[Collection entries]
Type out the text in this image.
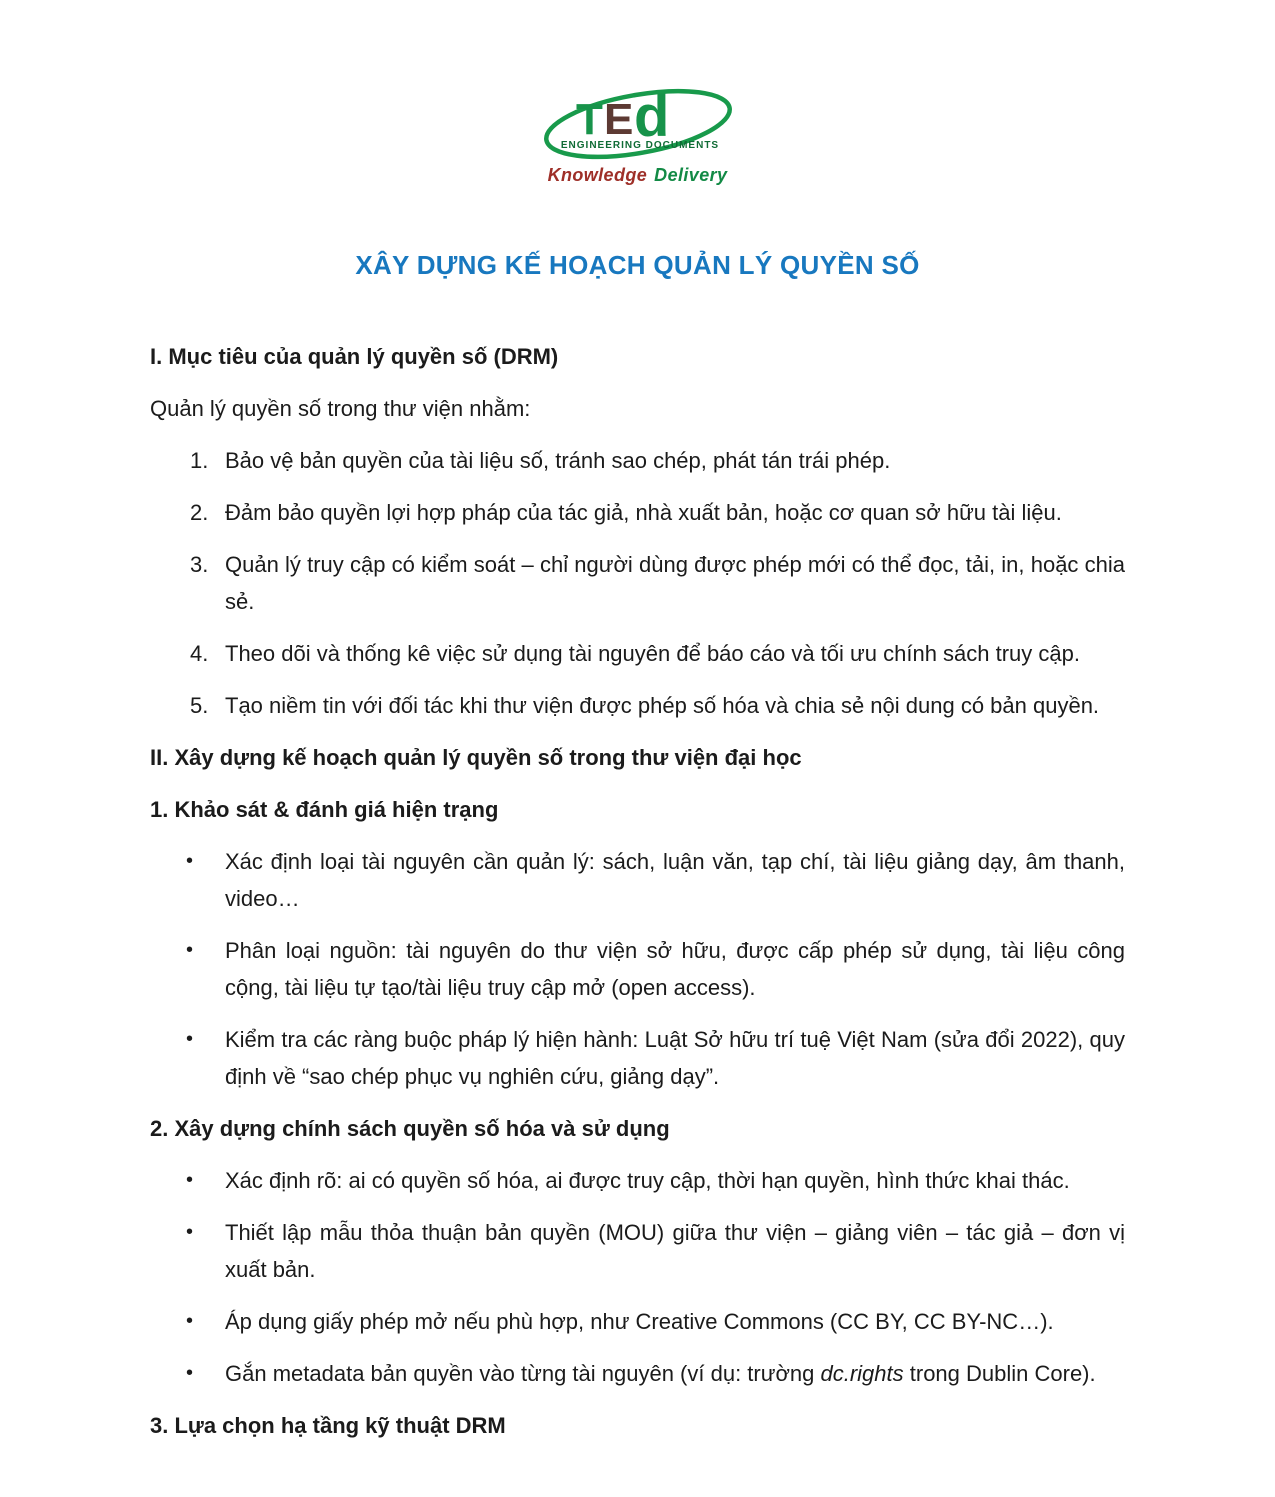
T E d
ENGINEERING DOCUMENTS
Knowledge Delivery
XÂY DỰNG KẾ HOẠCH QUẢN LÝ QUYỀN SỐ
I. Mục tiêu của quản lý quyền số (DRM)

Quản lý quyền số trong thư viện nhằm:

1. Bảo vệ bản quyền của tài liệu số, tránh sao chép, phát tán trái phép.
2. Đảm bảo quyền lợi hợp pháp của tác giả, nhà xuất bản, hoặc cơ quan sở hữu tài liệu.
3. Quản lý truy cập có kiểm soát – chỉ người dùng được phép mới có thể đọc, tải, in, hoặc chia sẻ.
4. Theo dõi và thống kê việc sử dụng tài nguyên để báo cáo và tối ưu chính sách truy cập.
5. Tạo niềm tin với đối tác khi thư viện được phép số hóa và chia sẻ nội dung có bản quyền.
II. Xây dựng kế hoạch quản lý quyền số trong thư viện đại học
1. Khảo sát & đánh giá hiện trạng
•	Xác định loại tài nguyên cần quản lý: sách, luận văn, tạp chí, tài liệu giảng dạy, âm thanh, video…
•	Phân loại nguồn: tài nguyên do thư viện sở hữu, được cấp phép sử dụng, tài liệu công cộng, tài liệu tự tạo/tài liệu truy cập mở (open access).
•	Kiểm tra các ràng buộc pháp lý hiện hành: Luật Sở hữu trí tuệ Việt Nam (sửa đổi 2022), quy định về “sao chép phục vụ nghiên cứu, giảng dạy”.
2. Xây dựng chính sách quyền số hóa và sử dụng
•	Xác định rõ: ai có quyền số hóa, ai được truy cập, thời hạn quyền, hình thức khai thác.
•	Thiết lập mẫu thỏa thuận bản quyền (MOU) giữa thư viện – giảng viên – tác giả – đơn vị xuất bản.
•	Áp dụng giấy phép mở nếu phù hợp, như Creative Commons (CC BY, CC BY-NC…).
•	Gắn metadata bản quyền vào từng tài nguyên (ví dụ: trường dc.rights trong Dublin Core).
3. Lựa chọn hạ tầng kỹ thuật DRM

* **Exercise details**
Lines holding the word "truy" should be counted across the entries; state only how many there are.

* **Task result**
4